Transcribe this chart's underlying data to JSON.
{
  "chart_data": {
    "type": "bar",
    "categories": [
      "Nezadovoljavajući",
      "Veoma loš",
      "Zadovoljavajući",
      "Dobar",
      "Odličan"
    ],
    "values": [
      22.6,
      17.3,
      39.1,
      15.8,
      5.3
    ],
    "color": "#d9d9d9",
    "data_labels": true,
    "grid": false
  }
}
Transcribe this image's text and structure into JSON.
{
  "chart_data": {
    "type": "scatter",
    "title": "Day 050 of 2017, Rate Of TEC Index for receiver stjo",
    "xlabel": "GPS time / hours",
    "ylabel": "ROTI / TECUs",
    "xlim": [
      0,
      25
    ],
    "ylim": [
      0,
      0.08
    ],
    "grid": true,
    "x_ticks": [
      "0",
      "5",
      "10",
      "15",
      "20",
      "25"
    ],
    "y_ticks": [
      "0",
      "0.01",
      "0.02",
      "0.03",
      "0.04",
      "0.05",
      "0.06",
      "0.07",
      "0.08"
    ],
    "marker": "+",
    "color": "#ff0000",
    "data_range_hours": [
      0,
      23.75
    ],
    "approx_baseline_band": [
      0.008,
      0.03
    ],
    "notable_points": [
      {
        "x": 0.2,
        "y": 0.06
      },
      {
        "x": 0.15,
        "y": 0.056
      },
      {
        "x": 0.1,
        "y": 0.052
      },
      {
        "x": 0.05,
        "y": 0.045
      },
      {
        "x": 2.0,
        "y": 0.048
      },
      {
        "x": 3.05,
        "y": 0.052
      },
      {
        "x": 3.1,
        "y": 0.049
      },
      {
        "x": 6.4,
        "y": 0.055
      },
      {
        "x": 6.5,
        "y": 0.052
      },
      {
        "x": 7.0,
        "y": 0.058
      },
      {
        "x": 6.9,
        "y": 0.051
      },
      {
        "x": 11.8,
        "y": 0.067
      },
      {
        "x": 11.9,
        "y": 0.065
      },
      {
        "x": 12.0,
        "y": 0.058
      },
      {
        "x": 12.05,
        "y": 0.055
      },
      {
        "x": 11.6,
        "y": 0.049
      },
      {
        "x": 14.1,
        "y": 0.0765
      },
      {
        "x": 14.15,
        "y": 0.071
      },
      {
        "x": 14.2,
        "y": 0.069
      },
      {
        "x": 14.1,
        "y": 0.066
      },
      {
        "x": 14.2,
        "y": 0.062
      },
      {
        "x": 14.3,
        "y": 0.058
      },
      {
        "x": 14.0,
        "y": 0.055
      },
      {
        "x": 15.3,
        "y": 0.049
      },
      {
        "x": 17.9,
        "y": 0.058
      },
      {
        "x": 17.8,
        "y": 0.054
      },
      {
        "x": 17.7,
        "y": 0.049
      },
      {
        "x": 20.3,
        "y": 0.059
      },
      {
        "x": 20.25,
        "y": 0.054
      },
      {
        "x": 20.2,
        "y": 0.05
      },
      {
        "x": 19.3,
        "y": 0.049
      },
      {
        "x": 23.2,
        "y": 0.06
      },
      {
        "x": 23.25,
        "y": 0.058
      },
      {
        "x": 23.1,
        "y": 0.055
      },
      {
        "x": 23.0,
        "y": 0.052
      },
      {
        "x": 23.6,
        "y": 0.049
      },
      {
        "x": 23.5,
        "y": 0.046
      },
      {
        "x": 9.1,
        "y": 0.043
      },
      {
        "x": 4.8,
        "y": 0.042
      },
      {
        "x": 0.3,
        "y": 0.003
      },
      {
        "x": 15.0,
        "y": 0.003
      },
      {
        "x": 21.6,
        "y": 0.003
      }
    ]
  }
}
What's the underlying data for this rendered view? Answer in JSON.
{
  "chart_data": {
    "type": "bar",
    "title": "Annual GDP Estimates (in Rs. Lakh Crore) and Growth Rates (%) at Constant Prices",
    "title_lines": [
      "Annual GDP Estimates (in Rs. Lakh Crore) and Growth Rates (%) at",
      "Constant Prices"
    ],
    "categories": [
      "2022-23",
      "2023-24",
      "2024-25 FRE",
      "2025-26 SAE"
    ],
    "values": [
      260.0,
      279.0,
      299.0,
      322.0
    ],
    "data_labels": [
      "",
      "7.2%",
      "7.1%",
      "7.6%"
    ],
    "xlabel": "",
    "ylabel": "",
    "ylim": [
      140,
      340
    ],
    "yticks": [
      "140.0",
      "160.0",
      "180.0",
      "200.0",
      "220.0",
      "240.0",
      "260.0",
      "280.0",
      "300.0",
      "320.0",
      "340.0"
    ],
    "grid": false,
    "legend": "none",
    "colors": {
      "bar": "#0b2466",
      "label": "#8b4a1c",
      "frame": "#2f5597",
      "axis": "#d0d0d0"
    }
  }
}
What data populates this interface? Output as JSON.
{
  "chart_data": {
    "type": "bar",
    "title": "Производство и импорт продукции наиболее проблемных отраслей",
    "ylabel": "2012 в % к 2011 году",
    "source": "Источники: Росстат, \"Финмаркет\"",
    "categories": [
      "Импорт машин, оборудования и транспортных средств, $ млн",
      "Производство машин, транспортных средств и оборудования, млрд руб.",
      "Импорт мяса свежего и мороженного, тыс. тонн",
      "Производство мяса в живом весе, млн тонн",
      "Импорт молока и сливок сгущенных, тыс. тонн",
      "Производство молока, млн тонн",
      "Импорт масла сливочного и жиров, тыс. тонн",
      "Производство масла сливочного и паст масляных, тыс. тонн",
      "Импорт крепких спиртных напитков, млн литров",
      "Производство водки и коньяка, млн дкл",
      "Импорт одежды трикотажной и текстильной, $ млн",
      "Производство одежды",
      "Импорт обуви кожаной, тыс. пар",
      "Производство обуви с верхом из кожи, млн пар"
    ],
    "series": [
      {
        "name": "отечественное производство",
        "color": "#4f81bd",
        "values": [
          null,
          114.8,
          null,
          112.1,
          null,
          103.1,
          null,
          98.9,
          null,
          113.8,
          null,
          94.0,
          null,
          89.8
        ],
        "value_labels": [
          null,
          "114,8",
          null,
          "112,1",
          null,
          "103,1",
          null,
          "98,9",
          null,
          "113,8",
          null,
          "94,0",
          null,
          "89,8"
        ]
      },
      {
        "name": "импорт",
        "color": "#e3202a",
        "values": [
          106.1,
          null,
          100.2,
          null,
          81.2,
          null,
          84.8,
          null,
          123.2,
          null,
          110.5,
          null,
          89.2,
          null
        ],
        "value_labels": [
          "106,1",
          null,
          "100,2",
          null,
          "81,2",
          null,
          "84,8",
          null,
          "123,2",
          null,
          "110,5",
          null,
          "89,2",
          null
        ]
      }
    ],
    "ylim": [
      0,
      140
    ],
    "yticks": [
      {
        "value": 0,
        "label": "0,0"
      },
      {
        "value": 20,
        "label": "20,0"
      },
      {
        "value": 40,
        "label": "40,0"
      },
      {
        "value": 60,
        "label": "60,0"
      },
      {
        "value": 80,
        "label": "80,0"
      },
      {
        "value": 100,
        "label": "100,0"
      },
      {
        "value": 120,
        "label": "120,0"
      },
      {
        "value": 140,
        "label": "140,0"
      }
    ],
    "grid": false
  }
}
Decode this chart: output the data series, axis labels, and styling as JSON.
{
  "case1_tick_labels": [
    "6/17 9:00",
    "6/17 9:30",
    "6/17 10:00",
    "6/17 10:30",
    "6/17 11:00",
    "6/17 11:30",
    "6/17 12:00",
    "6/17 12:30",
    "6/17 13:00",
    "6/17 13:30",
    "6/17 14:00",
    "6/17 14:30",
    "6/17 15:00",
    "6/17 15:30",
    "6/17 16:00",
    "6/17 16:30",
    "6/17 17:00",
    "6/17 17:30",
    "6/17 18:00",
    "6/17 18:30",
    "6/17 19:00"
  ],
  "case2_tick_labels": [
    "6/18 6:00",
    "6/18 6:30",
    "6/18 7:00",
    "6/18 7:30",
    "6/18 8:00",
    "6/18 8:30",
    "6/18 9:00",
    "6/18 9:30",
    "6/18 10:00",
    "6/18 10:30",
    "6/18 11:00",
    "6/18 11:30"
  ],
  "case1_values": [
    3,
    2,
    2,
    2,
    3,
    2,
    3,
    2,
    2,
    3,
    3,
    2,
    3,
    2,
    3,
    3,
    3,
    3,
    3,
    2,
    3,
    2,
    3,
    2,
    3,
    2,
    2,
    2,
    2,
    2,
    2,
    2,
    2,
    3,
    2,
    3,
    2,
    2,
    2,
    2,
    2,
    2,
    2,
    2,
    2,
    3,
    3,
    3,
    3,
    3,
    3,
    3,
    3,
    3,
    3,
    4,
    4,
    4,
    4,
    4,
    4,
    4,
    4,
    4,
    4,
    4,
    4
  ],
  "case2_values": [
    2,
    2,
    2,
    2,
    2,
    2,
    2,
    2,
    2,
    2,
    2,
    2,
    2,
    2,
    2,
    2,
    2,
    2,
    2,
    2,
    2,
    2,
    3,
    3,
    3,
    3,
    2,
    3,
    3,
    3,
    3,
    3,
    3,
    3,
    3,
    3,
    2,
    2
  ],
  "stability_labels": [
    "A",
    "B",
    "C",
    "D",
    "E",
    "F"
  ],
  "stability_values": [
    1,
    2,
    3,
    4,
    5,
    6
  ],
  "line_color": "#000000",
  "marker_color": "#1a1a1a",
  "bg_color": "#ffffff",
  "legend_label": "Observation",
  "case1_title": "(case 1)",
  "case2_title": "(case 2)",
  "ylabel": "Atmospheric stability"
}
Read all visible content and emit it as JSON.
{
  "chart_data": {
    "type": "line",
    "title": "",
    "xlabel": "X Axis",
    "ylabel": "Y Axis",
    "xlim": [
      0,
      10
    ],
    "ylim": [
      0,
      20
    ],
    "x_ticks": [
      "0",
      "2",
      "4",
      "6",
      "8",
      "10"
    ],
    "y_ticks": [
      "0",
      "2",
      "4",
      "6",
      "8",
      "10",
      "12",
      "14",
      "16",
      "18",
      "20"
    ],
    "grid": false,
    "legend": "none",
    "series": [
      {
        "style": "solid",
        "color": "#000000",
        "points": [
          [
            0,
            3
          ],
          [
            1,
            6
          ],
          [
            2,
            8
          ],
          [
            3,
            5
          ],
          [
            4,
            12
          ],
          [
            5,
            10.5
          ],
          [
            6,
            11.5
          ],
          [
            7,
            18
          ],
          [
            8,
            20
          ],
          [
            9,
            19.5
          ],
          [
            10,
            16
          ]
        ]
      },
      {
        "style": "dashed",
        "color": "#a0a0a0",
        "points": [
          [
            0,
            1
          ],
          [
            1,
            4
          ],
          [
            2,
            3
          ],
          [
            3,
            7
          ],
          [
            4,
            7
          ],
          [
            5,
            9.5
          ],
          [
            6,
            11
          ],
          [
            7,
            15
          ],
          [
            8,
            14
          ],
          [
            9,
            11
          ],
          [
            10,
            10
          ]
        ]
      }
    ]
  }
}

EXERCISE DESCRIPTION> Return each line where "масла" shows up.

CORRECT RESPONSE>
      "Импорт масла сливочного и жиров, тыс. тонн",
      "Производство масла сливочного и паст масляных, тыс. тонн",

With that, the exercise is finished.